Return each line that holds the word "signāls".

Task inputs →

## start

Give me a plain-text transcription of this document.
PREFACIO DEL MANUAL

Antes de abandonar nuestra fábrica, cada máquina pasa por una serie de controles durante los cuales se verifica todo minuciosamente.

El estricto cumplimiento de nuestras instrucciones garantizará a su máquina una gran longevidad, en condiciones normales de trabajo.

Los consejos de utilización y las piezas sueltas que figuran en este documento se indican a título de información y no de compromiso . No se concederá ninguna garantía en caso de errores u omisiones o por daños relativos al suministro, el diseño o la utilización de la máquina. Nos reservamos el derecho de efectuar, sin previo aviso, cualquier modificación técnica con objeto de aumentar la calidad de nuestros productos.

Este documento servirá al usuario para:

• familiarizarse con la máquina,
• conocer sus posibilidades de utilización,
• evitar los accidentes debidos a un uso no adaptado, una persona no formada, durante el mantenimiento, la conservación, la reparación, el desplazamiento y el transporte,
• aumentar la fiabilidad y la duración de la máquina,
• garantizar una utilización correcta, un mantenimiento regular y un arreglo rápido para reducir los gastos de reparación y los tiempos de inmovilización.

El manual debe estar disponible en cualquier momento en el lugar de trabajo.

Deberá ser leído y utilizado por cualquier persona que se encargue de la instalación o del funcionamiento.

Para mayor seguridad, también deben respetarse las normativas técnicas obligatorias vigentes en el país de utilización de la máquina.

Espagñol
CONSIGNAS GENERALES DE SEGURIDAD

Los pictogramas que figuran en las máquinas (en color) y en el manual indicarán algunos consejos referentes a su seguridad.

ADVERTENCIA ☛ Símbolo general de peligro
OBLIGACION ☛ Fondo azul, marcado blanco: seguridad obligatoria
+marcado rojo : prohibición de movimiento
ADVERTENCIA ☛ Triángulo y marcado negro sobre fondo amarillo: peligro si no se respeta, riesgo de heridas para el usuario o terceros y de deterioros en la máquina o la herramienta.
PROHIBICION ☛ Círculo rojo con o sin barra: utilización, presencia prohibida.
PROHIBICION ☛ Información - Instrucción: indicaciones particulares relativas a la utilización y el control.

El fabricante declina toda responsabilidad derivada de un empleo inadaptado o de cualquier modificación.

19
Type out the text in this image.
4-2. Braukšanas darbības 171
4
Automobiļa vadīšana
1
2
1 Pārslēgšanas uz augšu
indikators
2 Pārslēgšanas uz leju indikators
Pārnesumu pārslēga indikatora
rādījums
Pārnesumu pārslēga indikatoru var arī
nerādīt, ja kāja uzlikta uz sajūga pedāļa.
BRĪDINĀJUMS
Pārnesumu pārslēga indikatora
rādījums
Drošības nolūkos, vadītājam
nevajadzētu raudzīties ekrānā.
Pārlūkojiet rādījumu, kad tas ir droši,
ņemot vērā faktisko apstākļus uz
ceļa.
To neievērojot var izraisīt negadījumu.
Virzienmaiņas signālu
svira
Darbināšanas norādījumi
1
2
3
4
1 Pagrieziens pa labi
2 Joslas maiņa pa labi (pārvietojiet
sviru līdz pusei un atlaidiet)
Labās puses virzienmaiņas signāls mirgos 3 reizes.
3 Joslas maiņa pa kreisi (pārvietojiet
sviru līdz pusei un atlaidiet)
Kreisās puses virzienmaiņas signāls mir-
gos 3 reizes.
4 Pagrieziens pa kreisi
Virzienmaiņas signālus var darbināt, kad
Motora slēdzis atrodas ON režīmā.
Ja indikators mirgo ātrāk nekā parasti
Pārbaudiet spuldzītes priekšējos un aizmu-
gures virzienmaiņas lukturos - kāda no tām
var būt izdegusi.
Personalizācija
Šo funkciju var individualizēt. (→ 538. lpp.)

## end

Answer in full →
Labās puses virzienmaiņas signāls mirgos 3 reizes.
Kreisās puses virzienmaiņas signāls mir-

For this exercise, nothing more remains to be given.